Check each line of the listing below for the string "Output", and copy the ones that have it.

Begin Rows

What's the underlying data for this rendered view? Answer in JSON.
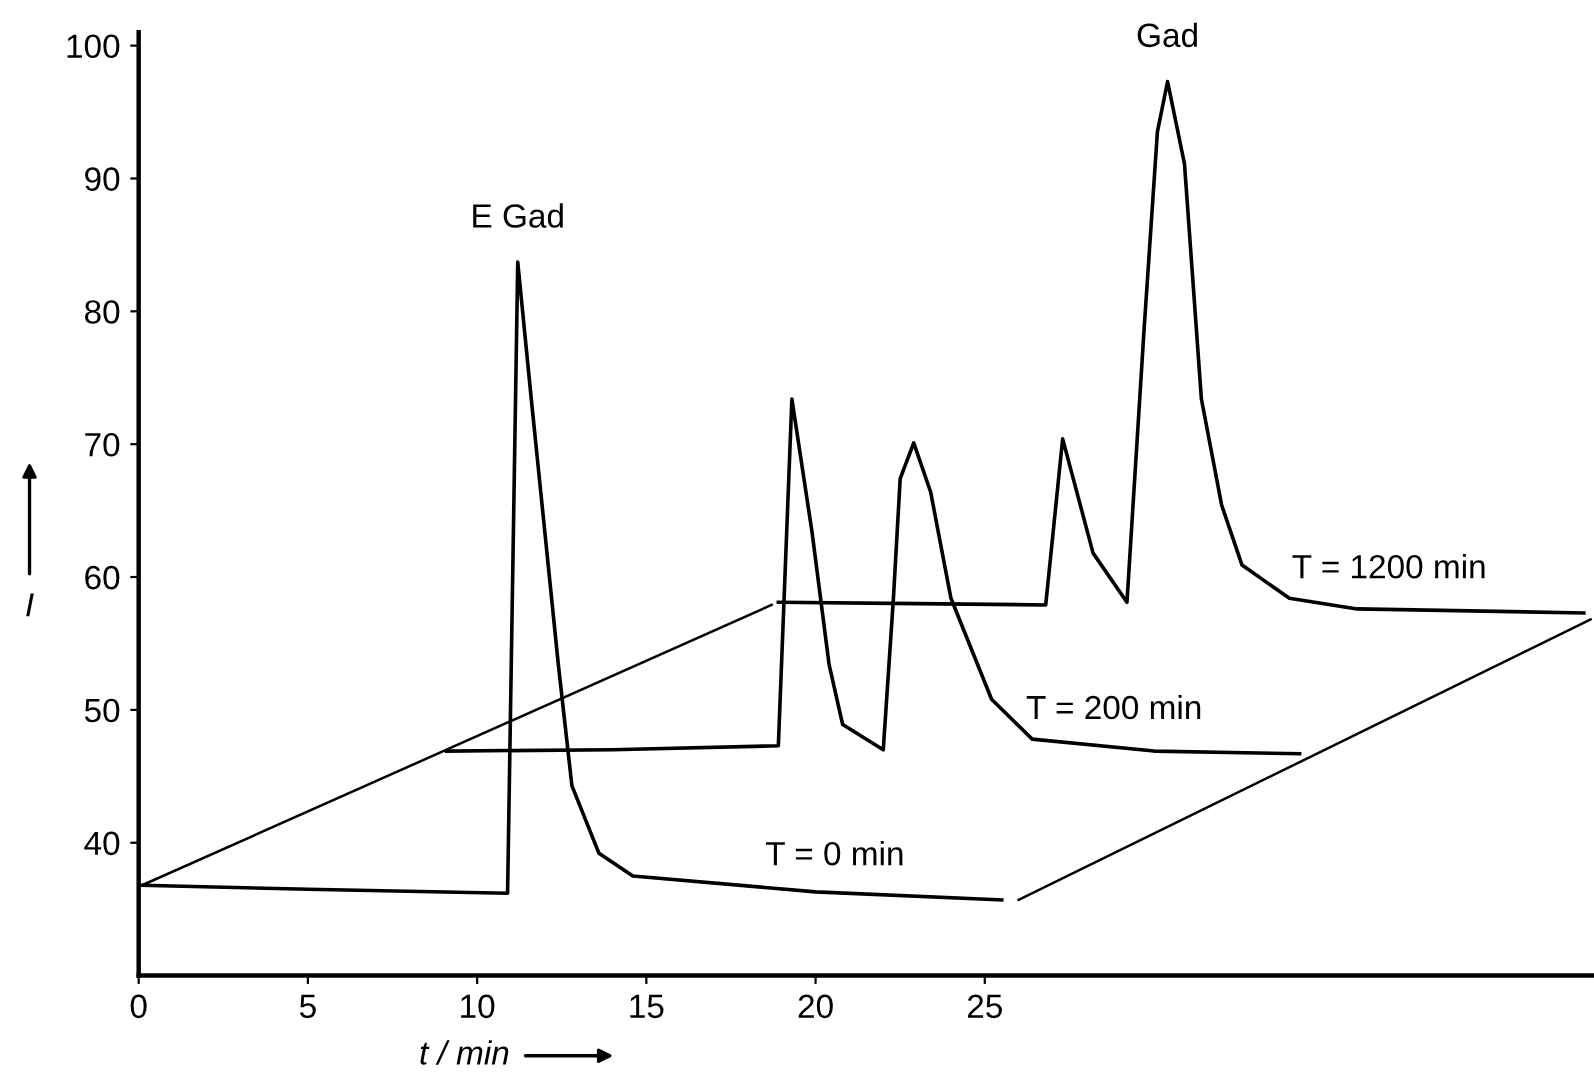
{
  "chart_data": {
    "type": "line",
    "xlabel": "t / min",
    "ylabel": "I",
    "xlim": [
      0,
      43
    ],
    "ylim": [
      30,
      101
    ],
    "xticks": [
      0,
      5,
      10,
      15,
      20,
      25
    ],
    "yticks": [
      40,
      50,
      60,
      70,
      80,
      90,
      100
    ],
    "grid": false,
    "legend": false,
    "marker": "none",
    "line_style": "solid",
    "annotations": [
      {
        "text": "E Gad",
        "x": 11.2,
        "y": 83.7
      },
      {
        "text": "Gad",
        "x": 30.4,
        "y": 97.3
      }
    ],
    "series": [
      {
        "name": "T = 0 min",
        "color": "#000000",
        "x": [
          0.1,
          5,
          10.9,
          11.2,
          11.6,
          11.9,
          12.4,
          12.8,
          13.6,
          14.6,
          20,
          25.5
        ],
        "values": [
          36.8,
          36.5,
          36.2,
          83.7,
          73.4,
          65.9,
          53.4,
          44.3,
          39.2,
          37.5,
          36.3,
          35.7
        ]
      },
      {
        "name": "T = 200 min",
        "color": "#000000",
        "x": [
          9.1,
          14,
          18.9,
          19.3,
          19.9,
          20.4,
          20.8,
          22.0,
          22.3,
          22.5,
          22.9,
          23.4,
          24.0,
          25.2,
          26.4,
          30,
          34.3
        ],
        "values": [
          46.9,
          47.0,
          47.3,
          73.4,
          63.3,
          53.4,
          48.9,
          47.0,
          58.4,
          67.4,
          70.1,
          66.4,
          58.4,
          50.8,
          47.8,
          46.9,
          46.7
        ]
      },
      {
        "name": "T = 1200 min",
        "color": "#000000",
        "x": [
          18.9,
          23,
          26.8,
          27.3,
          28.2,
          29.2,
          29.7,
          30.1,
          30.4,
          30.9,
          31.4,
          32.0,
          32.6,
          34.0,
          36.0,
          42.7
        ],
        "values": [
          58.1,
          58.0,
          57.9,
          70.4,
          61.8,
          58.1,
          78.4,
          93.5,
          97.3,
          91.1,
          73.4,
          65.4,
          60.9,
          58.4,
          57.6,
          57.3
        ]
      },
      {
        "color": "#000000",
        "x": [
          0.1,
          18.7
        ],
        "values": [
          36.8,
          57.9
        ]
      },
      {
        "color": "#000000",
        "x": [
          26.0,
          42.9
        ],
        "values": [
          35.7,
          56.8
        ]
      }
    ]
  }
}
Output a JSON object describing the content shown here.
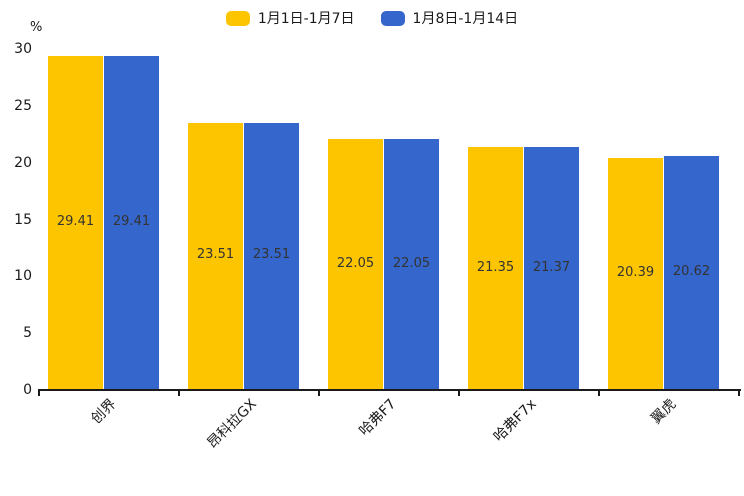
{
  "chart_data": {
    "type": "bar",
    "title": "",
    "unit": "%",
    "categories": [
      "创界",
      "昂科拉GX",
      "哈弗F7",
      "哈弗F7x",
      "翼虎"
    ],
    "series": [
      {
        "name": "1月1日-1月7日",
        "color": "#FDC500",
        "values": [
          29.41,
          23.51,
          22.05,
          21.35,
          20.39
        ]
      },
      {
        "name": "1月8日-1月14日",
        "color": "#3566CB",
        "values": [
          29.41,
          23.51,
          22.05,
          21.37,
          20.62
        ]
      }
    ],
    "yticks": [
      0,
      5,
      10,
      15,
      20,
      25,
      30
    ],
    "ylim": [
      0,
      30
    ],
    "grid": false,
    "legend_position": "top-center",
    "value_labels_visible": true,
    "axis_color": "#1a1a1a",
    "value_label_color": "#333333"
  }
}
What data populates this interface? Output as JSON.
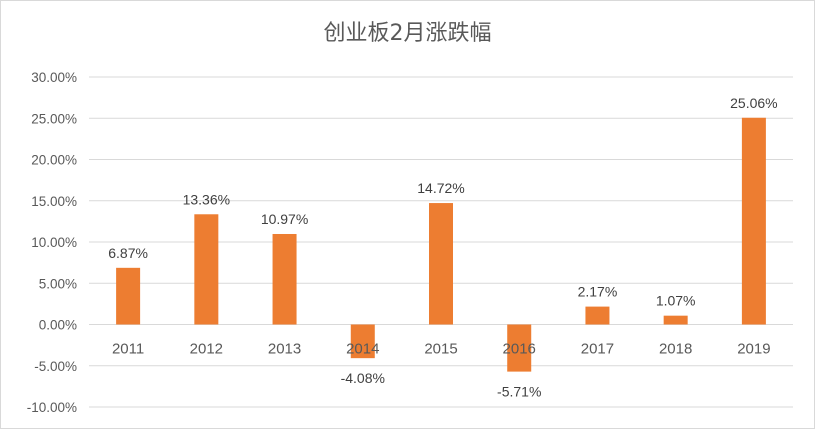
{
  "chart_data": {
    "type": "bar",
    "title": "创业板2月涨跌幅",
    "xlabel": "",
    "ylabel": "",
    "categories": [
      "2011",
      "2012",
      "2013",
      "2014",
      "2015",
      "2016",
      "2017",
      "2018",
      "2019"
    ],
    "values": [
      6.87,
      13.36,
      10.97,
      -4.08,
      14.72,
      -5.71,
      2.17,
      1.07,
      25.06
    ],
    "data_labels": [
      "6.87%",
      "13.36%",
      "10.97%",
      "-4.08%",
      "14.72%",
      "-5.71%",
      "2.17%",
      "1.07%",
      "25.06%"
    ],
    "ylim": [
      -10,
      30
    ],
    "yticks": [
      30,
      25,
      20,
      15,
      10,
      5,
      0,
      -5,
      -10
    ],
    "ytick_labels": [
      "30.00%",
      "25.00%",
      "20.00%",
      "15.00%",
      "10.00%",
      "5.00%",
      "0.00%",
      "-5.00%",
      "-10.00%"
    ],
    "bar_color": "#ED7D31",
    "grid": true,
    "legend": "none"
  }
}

End Rows
Begin Rows

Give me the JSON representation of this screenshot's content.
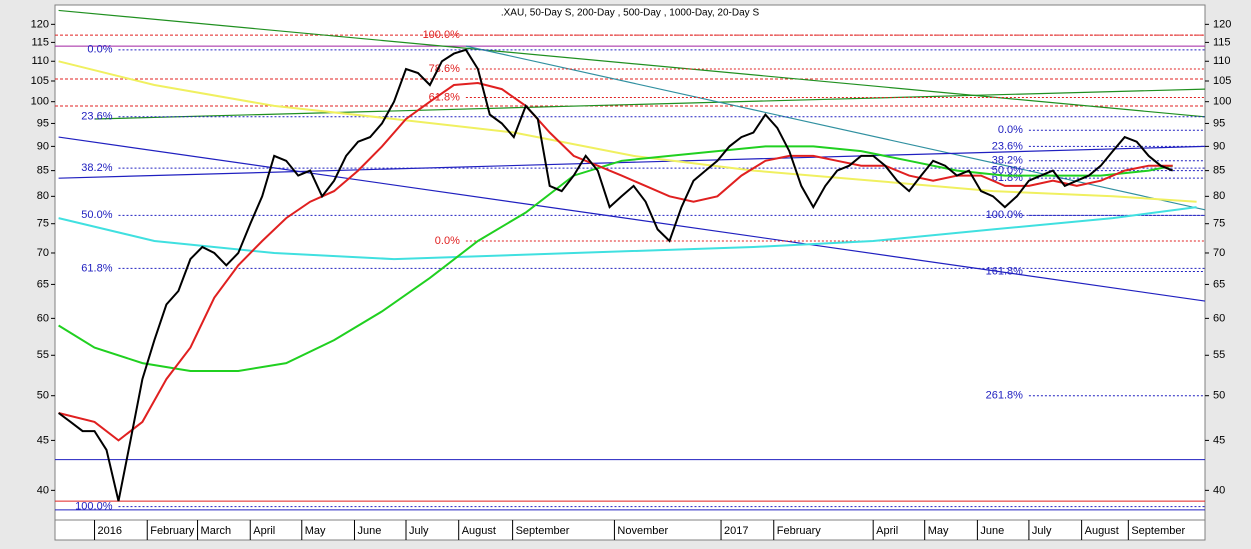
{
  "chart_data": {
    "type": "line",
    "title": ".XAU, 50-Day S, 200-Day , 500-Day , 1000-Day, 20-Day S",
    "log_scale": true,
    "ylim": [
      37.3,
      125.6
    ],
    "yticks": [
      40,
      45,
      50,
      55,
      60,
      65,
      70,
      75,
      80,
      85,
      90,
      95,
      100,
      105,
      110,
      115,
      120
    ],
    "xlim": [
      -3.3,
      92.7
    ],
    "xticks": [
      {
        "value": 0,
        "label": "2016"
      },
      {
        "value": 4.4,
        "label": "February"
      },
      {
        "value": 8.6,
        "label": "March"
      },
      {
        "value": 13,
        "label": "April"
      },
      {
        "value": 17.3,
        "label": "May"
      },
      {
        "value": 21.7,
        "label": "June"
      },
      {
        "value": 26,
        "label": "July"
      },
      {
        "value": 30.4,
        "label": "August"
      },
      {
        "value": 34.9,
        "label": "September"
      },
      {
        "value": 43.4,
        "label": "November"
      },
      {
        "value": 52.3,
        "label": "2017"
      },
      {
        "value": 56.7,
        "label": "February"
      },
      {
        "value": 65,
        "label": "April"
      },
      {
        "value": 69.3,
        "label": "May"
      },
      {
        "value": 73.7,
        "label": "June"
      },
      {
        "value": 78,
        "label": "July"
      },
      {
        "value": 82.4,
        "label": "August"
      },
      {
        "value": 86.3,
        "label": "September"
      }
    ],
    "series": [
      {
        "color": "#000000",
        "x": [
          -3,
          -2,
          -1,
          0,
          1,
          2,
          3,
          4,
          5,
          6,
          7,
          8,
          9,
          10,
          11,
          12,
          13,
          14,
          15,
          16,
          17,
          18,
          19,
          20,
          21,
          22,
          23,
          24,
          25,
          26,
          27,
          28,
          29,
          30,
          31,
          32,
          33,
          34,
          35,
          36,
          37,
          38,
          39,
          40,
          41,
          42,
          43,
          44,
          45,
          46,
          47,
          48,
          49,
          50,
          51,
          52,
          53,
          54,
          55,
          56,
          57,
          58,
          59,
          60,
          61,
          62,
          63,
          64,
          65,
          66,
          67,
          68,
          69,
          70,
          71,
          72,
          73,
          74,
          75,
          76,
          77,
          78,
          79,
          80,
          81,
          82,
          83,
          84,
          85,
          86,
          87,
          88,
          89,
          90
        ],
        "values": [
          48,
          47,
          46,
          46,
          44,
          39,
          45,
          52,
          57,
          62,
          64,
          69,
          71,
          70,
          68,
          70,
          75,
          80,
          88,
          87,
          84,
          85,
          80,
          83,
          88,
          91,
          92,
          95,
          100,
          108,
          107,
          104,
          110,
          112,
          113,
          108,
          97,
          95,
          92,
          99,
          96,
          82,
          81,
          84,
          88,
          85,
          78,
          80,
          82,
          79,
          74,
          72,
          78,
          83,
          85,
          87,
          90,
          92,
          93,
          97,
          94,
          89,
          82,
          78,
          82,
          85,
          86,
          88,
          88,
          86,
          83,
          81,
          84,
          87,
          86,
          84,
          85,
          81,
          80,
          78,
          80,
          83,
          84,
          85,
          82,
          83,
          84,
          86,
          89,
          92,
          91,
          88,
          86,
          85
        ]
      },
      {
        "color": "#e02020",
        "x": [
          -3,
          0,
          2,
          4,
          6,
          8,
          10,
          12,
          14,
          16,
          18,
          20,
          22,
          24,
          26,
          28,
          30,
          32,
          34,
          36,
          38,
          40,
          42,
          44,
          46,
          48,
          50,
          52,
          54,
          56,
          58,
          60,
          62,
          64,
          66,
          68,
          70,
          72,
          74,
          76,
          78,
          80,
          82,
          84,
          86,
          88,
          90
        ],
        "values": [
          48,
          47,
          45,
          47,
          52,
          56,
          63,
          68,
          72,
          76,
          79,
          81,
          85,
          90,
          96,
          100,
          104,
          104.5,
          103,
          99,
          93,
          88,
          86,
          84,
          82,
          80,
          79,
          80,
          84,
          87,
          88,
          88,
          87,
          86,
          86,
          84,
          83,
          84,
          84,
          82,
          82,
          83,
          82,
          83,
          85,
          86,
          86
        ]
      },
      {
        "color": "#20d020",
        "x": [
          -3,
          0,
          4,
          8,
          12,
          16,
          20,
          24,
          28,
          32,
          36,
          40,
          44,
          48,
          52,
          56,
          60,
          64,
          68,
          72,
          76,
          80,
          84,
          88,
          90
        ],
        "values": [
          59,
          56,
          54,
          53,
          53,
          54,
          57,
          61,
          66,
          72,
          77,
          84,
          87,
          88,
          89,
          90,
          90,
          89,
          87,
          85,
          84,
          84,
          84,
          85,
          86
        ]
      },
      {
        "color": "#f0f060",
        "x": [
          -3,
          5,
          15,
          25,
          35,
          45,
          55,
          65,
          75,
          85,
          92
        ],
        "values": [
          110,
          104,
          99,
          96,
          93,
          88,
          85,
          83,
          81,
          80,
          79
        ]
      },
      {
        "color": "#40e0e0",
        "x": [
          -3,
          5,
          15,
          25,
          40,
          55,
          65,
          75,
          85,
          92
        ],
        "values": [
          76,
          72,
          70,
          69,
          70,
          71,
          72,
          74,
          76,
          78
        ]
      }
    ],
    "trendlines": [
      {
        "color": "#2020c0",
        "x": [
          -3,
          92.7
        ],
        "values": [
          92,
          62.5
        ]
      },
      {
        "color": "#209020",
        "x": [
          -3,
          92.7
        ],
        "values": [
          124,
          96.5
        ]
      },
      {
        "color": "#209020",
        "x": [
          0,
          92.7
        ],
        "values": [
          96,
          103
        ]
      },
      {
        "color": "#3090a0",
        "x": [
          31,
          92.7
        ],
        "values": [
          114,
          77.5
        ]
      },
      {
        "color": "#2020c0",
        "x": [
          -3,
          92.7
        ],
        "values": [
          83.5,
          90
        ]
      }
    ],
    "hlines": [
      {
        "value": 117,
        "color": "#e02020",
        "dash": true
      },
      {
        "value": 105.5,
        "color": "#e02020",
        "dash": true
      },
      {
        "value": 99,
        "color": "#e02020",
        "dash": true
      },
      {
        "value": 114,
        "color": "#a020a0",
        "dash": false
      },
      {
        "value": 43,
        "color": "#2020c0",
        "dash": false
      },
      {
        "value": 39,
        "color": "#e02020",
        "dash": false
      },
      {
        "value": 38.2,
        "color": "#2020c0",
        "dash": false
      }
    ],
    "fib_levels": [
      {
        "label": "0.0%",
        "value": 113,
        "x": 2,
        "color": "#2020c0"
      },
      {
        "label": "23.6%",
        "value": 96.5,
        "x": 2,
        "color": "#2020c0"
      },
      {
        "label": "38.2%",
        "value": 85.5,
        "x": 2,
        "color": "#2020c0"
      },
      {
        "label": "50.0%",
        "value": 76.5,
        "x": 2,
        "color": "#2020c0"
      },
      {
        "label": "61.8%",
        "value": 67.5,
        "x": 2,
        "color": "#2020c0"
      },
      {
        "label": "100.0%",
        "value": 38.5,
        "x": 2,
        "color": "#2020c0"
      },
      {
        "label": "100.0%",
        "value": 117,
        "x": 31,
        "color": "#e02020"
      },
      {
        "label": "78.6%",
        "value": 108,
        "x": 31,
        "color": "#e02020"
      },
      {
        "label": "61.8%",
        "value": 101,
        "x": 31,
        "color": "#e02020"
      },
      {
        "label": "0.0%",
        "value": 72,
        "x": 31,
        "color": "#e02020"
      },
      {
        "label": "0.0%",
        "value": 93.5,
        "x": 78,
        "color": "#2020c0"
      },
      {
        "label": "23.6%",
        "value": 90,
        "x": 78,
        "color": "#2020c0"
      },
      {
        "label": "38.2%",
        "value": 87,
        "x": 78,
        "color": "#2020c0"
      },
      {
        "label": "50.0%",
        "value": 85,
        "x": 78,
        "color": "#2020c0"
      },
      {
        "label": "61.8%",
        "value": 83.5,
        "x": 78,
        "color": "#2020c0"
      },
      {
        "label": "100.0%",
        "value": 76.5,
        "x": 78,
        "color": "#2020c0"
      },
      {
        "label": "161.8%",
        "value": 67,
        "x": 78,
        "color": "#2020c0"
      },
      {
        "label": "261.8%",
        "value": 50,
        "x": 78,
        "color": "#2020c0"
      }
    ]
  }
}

End Rows

Task answer
Output a JSON object describing the content shown here.
What data populates this interface? Output as JSON.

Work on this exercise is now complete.